▸ **TASK TO COMPLETE**
Please lay out everything from the start of the records down to and including the line that contains "1304, 2402, 1333]" as a Markdown table, with a Row column numbering each row and a Line column holding the line itself, leaving out any blank lines.

^^^^

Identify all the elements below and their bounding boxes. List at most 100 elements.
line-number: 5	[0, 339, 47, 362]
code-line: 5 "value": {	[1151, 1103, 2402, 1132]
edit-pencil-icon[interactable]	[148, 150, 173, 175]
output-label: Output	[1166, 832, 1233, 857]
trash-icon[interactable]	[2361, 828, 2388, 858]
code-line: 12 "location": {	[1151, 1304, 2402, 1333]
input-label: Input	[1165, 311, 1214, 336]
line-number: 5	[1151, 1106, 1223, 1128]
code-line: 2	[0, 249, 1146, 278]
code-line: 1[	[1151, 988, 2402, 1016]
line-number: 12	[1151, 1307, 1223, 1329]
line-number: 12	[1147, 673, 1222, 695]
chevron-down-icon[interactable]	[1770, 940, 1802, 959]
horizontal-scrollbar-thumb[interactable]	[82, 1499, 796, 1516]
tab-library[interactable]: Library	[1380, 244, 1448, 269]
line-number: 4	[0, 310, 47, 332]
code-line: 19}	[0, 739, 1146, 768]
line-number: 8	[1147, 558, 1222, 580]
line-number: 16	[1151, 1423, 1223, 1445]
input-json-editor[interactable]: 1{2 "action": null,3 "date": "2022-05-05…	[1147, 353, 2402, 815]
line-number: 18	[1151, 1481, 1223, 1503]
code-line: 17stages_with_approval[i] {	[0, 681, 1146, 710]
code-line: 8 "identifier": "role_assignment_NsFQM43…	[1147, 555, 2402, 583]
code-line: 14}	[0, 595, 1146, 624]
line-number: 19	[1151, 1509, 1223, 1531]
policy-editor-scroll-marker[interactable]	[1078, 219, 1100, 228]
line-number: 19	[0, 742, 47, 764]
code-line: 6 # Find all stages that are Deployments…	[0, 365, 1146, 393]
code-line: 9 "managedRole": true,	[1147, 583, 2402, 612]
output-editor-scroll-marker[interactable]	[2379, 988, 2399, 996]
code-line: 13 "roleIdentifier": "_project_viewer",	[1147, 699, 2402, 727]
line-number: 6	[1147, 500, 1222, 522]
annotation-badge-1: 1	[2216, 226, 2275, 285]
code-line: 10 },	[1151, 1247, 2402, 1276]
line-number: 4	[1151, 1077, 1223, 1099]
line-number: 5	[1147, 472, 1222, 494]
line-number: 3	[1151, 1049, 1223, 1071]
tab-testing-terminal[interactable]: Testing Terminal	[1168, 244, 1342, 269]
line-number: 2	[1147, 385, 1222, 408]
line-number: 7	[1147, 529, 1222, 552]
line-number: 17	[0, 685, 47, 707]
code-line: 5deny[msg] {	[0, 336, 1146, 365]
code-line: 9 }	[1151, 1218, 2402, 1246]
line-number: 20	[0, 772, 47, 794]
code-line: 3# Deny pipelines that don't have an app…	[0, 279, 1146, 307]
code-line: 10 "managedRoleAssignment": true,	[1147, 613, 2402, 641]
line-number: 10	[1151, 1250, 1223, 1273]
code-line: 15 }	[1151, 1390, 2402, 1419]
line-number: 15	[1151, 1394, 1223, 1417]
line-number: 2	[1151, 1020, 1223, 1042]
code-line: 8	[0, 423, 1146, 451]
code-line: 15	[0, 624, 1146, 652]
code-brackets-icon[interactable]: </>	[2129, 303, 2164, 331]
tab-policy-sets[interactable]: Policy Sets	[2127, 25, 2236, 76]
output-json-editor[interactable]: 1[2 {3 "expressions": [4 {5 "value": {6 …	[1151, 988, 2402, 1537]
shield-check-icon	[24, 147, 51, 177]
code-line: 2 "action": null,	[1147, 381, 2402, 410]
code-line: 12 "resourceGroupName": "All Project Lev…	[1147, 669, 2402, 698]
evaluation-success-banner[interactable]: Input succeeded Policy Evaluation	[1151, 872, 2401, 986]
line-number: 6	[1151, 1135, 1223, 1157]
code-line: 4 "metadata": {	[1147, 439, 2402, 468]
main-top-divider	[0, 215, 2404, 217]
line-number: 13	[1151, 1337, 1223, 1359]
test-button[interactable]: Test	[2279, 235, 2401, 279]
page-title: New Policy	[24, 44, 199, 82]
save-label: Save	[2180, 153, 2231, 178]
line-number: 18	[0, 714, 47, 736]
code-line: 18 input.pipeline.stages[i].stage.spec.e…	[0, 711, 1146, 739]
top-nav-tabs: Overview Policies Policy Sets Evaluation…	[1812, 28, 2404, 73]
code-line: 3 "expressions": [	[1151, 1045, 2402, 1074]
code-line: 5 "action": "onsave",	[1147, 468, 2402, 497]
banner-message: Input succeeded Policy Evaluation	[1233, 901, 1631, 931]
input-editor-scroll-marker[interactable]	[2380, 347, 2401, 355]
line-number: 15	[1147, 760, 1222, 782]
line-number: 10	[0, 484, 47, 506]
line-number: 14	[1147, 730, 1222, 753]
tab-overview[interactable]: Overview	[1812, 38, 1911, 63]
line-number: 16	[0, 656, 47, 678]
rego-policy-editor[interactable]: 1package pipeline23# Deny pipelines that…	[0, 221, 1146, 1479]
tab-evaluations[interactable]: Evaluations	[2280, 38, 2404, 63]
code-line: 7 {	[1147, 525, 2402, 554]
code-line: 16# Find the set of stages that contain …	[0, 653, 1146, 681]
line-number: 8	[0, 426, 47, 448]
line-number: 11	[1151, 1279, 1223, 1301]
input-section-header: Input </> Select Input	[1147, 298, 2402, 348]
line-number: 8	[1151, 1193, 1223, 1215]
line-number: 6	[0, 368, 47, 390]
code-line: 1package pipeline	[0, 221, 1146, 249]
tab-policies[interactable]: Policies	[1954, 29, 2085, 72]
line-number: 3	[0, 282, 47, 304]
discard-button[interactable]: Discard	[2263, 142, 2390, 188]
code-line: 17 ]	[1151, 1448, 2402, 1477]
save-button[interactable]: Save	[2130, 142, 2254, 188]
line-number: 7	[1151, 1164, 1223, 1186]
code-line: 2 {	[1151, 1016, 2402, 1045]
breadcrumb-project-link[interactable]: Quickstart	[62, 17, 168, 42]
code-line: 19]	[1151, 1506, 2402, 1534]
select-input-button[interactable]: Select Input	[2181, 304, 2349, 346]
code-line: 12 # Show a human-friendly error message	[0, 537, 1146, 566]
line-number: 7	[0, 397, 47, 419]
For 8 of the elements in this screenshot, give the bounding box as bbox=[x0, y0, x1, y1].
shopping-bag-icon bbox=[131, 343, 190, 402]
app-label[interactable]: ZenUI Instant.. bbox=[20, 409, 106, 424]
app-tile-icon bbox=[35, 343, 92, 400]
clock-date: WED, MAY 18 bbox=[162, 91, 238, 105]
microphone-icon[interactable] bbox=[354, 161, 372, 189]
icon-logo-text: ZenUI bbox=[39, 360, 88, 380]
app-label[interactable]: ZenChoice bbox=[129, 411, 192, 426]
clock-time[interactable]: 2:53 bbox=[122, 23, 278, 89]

^^^^

▸ **COMPLETED TASK**
| Row | Line |
|---|---|
| 1 | Identify all the elements below and their bounding boxes. List at most 100 elements. |
| 2 | line-number: 5	[0, 339, 47, 362] |
| 3 | code-line: 5 "value": {	[1151, 1103, 2402, 1132] |
| 4 | edit-pencil-icon[interactable]	[148, 150, 173, 175] |
| 5 | output-label: Output	[1166, 832, 1233, 857] |
| 6 | trash-icon[interactable]	[2361, 828, 2388, 858] |
| 7 | code-line: 12 "location": {	[1151, 1304, 2402, 1333] |